## OBJECTIVE
Transcribe the records that follow exactly. Skip the pictures.

## SUPPLIED DATA
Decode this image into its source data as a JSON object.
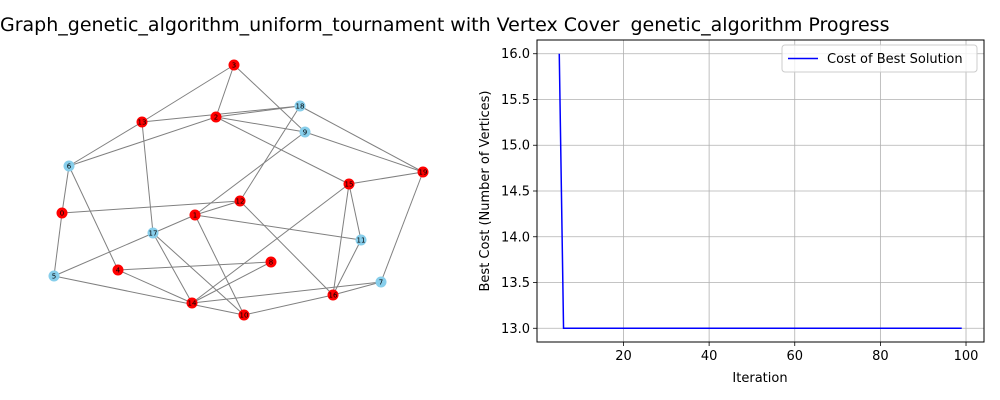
{
  "chart_data": [
    {
      "type": "graph",
      "title": "Graph_genetic_algorithm_uniform_tournament with Vertex Cover",
      "colors": {
        "cover": "#ff0000",
        "non_cover": "#87ceeb",
        "edge": "#808080"
      },
      "nodes": [
        {
          "id": "0",
          "in_cover": true
        },
        {
          "id": "1",
          "in_cover": true
        },
        {
          "id": "2",
          "in_cover": true
        },
        {
          "id": "3",
          "in_cover": true
        },
        {
          "id": "4",
          "in_cover": true
        },
        {
          "id": "5",
          "in_cover": false
        },
        {
          "id": "6",
          "in_cover": false
        },
        {
          "id": "7",
          "in_cover": false
        },
        {
          "id": "8",
          "in_cover": true
        },
        {
          "id": "9",
          "in_cover": false
        },
        {
          "id": "10",
          "in_cover": true
        },
        {
          "id": "11",
          "in_cover": false
        },
        {
          "id": "12",
          "in_cover": true
        },
        {
          "id": "13",
          "in_cover": true
        },
        {
          "id": "14",
          "in_cover": true
        },
        {
          "id": "15",
          "in_cover": true
        },
        {
          "id": "16",
          "in_cover": true
        },
        {
          "id": "17",
          "in_cover": false
        },
        {
          "id": "18",
          "in_cover": false
        },
        {
          "id": "19",
          "in_cover": true
        }
      ],
      "edges": [
        [
          "3",
          "2"
        ],
        [
          "3",
          "13"
        ],
        [
          "3",
          "9"
        ],
        [
          "13",
          "18"
        ],
        [
          "2",
          "18"
        ],
        [
          "2",
          "9"
        ],
        [
          "2",
          "6"
        ],
        [
          "2",
          "15"
        ],
        [
          "13",
          "17"
        ],
        [
          "6",
          "13"
        ],
        [
          "6",
          "4"
        ],
        [
          "0",
          "6"
        ],
        [
          "0",
          "5"
        ],
        [
          "0",
          "12"
        ],
        [
          "1",
          "12"
        ],
        [
          "1",
          "9"
        ],
        [
          "1",
          "11"
        ],
        [
          "1",
          "5"
        ],
        [
          "1",
          "10"
        ],
        [
          "18",
          "12"
        ],
        [
          "18",
          "19"
        ],
        [
          "9",
          "19"
        ],
        [
          "15",
          "19"
        ],
        [
          "15",
          "11"
        ],
        [
          "15",
          "16"
        ],
        [
          "14",
          "15"
        ],
        [
          "17",
          "14"
        ],
        [
          "17",
          "10"
        ],
        [
          "4",
          "8"
        ],
        [
          "4",
          "14"
        ],
        [
          "5",
          "10"
        ],
        [
          "8",
          "14"
        ],
        [
          "12",
          "16"
        ],
        [
          "11",
          "16"
        ],
        [
          "19",
          "7"
        ],
        [
          "7",
          "16"
        ],
        [
          "7",
          "14"
        ],
        [
          "10",
          "16"
        ]
      ]
    },
    {
      "type": "line",
      "title": "genetic_algorithm Progress",
      "xlabel": "Iteration",
      "ylabel": "Best Cost (Number of Vertices)",
      "xlim": [
        -0.2,
        104.2
      ],
      "ylim": [
        12.85,
        16.15
      ],
      "xticks": [
        20,
        40,
        60,
        80,
        100
      ],
      "yticks": [
        13.0,
        13.5,
        14.0,
        14.5,
        15.0,
        15.5,
        16.0
      ],
      "xtick_labels": [
        "20",
        "40",
        "60",
        "80",
        "100"
      ],
      "ytick_labels": [
        "13.0",
        "13.5",
        "14.0",
        "14.5",
        "15.0",
        "15.5",
        "16.0"
      ],
      "grid": true,
      "legend_position": "upper right",
      "series": [
        {
          "name": "Cost of Best Solution",
          "color": "#0000ff",
          "points": [
            [
              5,
              16
            ],
            [
              6,
              13
            ],
            [
              99,
              13
            ]
          ]
        }
      ]
    }
  ]
}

## SOLUTION
Decode this image into its source data as a JSON object.
{
  "chart_data": [
    {
      "type": "graph",
      "title": "Graph_genetic_algorithm_uniform_tournament with Vertex Cover",
      "colors": {
        "cover": "#ff0000",
        "non_cover": "#87ceeb",
        "edge": "#808080"
      },
      "nodes": [
        {
          "id": "0",
          "in_cover": true
        },
        {
          "id": "1",
          "in_cover": true
        },
        {
          "id": "2",
          "in_cover": true
        },
        {
          "id": "3",
          "in_cover": true
        },
        {
          "id": "4",
          "in_cover": true
        },
        {
          "id": "5",
          "in_cover": false
        },
        {
          "id": "6",
          "in_cover": false
        },
        {
          "id": "7",
          "in_cover": false
        },
        {
          "id": "8",
          "in_cover": true
        },
        {
          "id": "9",
          "in_cover": false
        },
        {
          "id": "10",
          "in_cover": true
        },
        {
          "id": "11",
          "in_cover": false
        },
        {
          "id": "12",
          "in_cover": true
        },
        {
          "id": "13",
          "in_cover": true
        },
        {
          "id": "14",
          "in_cover": true
        },
        {
          "id": "15",
          "in_cover": true
        },
        {
          "id": "16",
          "in_cover": true
        },
        {
          "id": "17",
          "in_cover": false
        },
        {
          "id": "18",
          "in_cover": false
        },
        {
          "id": "19",
          "in_cover": true
        }
      ],
      "edges": [
        [
          "3",
          "2"
        ],
        [
          "3",
          "13"
        ],
        [
          "3",
          "9"
        ],
        [
          "13",
          "18"
        ],
        [
          "2",
          "18"
        ],
        [
          "2",
          "9"
        ],
        [
          "2",
          "6"
        ],
        [
          "2",
          "15"
        ],
        [
          "13",
          "17"
        ],
        [
          "6",
          "13"
        ],
        [
          "6",
          "4"
        ],
        [
          "0",
          "6"
        ],
        [
          "0",
          "5"
        ],
        [
          "0",
          "12"
        ],
        [
          "1",
          "12"
        ],
        [
          "1",
          "9"
        ],
        [
          "1",
          "11"
        ],
        [
          "1",
          "5"
        ],
        [
          "1",
          "10"
        ],
        [
          "18",
          "12"
        ],
        [
          "18",
          "19"
        ],
        [
          "9",
          "19"
        ],
        [
          "15",
          "19"
        ],
        [
          "15",
          "11"
        ],
        [
          "15",
          "16"
        ],
        [
          "14",
          "15"
        ],
        [
          "17",
          "14"
        ],
        [
          "17",
          "10"
        ],
        [
          "4",
          "8"
        ],
        [
          "4",
          "14"
        ],
        [
          "5",
          "10"
        ],
        [
          "8",
          "14"
        ],
        [
          "12",
          "16"
        ],
        [
          "11",
          "16"
        ],
        [
          "19",
          "7"
        ],
        [
          "7",
          "16"
        ],
        [
          "7",
          "14"
        ],
        [
          "10",
          "16"
        ]
      ]
    },
    {
      "type": "line",
      "title": "genetic_algorithm Progress",
      "xlabel": "Iteration",
      "ylabel": "Best Cost (Number of Vertices)",
      "xlim": [
        -0.2,
        104.2
      ],
      "ylim": [
        12.85,
        16.15
      ],
      "xticks": [
        20,
        40,
        60,
        80,
        100
      ],
      "yticks": [
        13.0,
        13.5,
        14.0,
        14.5,
        15.0,
        15.5,
        16.0
      ],
      "xtick_labels": [
        "20",
        "40",
        "60",
        "80",
        "100"
      ],
      "ytick_labels": [
        "13.0",
        "13.5",
        "14.0",
        "14.5",
        "15.0",
        "15.5",
        "16.0"
      ],
      "grid": true,
      "legend_position": "upper right",
      "series": [
        {
          "name": "Cost of Best Solution",
          "color": "#0000ff",
          "points": [
            [
              5,
              16
            ],
            [
              6,
              13
            ],
            [
              99,
              13
            ]
          ]
        }
      ]
    }
  ]
}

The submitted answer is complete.